— Begin EXTRACTED MATERIAL —

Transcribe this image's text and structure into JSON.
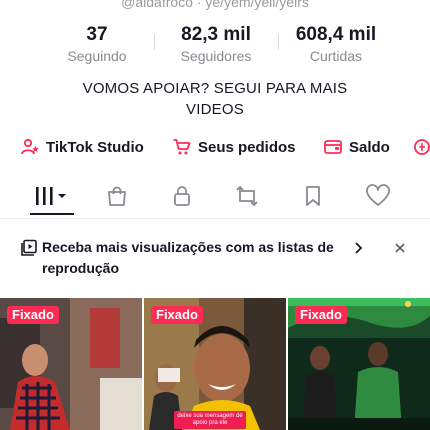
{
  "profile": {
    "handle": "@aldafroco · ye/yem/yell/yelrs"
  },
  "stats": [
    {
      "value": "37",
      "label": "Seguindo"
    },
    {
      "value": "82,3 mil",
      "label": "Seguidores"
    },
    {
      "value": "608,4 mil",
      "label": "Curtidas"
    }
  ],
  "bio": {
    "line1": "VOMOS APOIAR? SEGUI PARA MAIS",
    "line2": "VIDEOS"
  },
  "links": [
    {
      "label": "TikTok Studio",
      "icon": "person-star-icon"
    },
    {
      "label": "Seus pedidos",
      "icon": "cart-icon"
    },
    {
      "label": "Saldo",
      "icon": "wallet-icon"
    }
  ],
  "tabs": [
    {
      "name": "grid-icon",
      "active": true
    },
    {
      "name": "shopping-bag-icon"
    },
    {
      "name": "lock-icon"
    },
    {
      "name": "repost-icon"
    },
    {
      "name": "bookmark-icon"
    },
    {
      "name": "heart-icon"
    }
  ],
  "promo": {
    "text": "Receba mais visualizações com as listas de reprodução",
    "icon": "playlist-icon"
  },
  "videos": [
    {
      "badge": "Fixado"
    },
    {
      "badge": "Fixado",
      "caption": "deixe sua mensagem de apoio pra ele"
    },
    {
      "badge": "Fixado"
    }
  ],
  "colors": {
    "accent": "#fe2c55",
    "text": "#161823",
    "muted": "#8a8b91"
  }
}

— End EXTRACTED MATERIAL —

§ **WHAT THE TASK ASKS**
What is the number of lines containing "name"? Give that number only.

§ **TASK SOLUTION**
6